*DATA TO PROCESS*:
++++++++

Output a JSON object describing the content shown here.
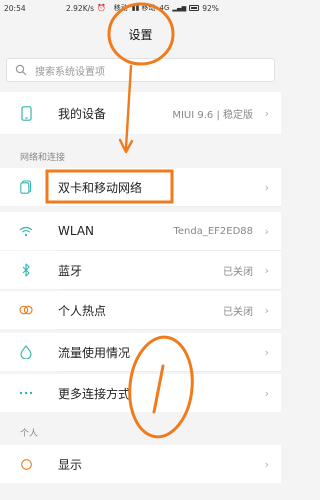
{
  "status_bar": {
    "time": "20:54",
    "net_speed": "2.92K/s",
    "alarm_icon": "alarm-icon",
    "carrier": "移动",
    "mobile_label": "移动",
    "network_type": "4G",
    "battery": "92%"
  },
  "header": {
    "title": "设置"
  },
  "search": {
    "placeholder": "搜索系统设置项"
  },
  "my_device": {
    "label": "我的设备",
    "value": "MIUI 9.6 | 稳定版",
    "icon": "phone-icon"
  },
  "sections": {
    "network": "网络和连接",
    "personal": "个人"
  },
  "network_items": [
    {
      "label": "双卡和移动网络",
      "value": "",
      "icon": "sim-card-icon"
    },
    {
      "label": "WLAN",
      "value": "Tenda_EF2ED88",
      "icon": "wifi-icon"
    },
    {
      "label": "蓝牙",
      "value": "已关闭",
      "icon": "bluetooth-icon"
    },
    {
      "label": "个人热点",
      "value": "已关闭",
      "icon": "hotspot-icon"
    },
    {
      "label": "流量使用情况",
      "value": "",
      "icon": "data-usage-icon"
    },
    {
      "label": "更多连接方式",
      "value": "",
      "icon": "more-icon"
    }
  ],
  "personal_items": [
    {
      "label": "显示",
      "value": "",
      "icon": "display-icon"
    }
  ],
  "colors": {
    "annotation": "#f07b1c",
    "accent_icon": "#35b5b0",
    "background": "#f4f4f4"
  }
}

++++++++

*EXERCISE PROMPT*: Give every record again exactly, apart from the pictures, which stay out.

*EXERCISE RESPONSE*:
Output a JSON object describing the content shown here.
{
  "status_bar": {
    "time": "20:54",
    "net_speed": "2.92K/s",
    "alarm_icon": "alarm-icon",
    "carrier": "移动",
    "mobile_label": "移动",
    "network_type": "4G",
    "battery": "92%"
  },
  "header": {
    "title": "设置"
  },
  "search": {
    "placeholder": "搜索系统设置项"
  },
  "my_device": {
    "label": "我的设备",
    "value": "MIUI 9.6 | 稳定版",
    "icon": "phone-icon"
  },
  "sections": {
    "network": "网络和连接",
    "personal": "个人"
  },
  "network_items": [
    {
      "label": "双卡和移动网络",
      "value": "",
      "icon": "sim-card-icon"
    },
    {
      "label": "WLAN",
      "value": "Tenda_EF2ED88",
      "icon": "wifi-icon"
    },
    {
      "label": "蓝牙",
      "value": "已关闭",
      "icon": "bluetooth-icon"
    },
    {
      "label": "个人热点",
      "value": "已关闭",
      "icon": "hotspot-icon"
    },
    {
      "label": "流量使用情况",
      "value": "",
      "icon": "data-usage-icon"
    },
    {
      "label": "更多连接方式",
      "value": "",
      "icon": "more-icon"
    }
  ],
  "personal_items": [
    {
      "label": "显示",
      "value": "",
      "icon": "display-icon"
    }
  ],
  "colors": {
    "annotation": "#f07b1c",
    "accent_icon": "#35b5b0",
    "background": "#f4f4f4"
  }
}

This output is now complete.